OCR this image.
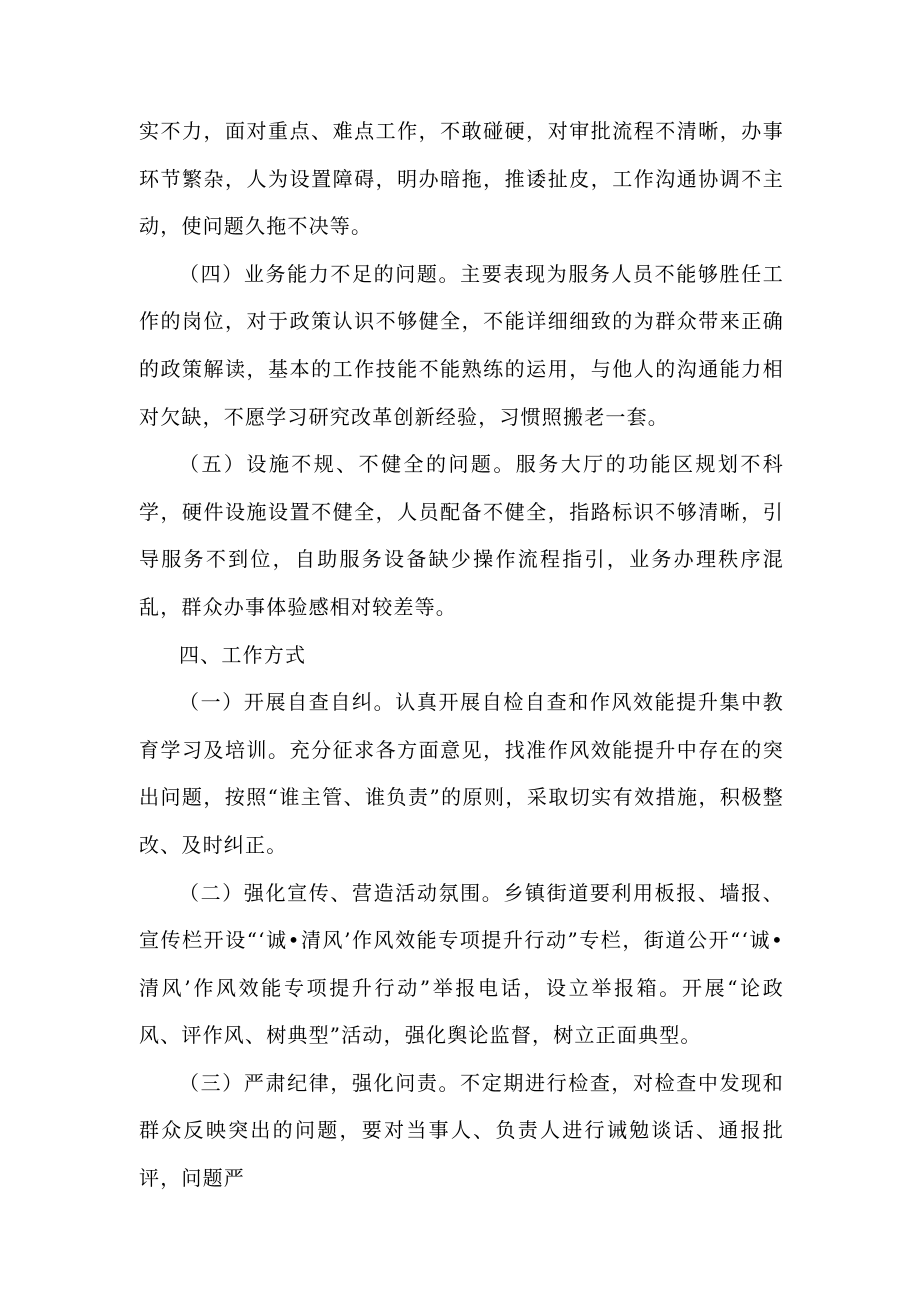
实不力，面对重点、难点工作，不敢碰硬，对审批流程不清晰，办事环节繁杂，人为设置障碍，明办暗拖，推诿扯皮，工作沟通协调不主动，使问题久拖不决等。

（四）业务能力不足的问题。主要表现为服务人员不能够胜任工作的岗位，对于政策认识不够健全，不能详细细致的为群众带来正确的政策解读，基本的工作技能不能熟练的运用，与他人的沟通能力相对欠缺，不愿学习研究改革创新经验，习惯照搬老一套。

（五）设施不规、不健全的问题。服务大厅的功能区规划不科学，硬件设施设置不健全，人员配备不健全，指路标识不够清晰，引导服务不到位，自助服务设备缺少操作流程指引，业务办理秩序混乱，群众办事体验感相对较差等。

四、工作方式

（一）开展自查自纠。认真开展自检自查和作风效能提升集中教育学习及培训。充分征求各方面意见，找准作风效能提升中存在的突出问题，按照“谁主管、谁负责”的原则，采取切实有效措施，积极整改、及时纠正。

（二）强化宣传、营造活动氛围。乡镇街道要利用板报、墙报、宣传栏开设“‘诚•清风’作风效能专项提升行动”专栏，街道公开“‘诚•清风’作风效能专项提升行动”举报电话，设立举报箱。开展“论政风、评作风、树典型”活动，强化舆论监督，树立正面典型。

（三）严肃纪律，强化问责。不定期进行检查，对检查中发现和群众反映突出的问题，要对当事人、负责人进行诫勉谈话、通报批评，问题严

- Exercise
Leave images out of the retyped records; keep all else exact.

- Solved exercise
OCR this image.
实不力，面对重点、难点工作，不敢碰硬，对审批流程不清晰，办事环节繁杂，人为设置障碍，明办暗拖，推诿扯皮，工作沟通协调不主动，使问题久拖不决等。

（四）业务能力不足的问题。主要表现为服务人员不能够胜任工作的岗位，对于政策认识不够健全，不能详细细致的为群众带来正确的政策解读，基本的工作技能不能熟练的运用，与他人的沟通能力相对欠缺，不愿学习研究改革创新经验，习惯照搬老一套。

（五）设施不规、不健全的问题。服务大厅的功能区规划不科学，硬件设施设置不健全，人员配备不健全，指路标识不够清晰，引导服务不到位，自助服务设备缺少操作流程指引，业务办理秩序混乱，群众办事体验感相对较差等。

四、工作方式

（一）开展自查自纠。认真开展自检自查和作风效能提升集中教育学习及培训。充分征求各方面意见，找准作风效能提升中存在的突出问题，按照“谁主管、谁负责”的原则，采取切实有效措施，积极整改、及时纠正。

（二）强化宣传、营造活动氛围。乡镇街道要利用板报、墙报、宣传栏开设“‘诚•清风’作风效能专项提升行动”专栏，街道公开“‘诚•清风’作风效能专项提升行动”举报电话，设立举报箱。开展“论政风、评作风、树典型”活动，强化舆论监督，树立正面典型。

（三）严肃纪律，强化问责。不定期进行检查，对检查中发现和群众反映突出的问题，要对当事人、负责人进行诫勉谈话、通报批评，问题严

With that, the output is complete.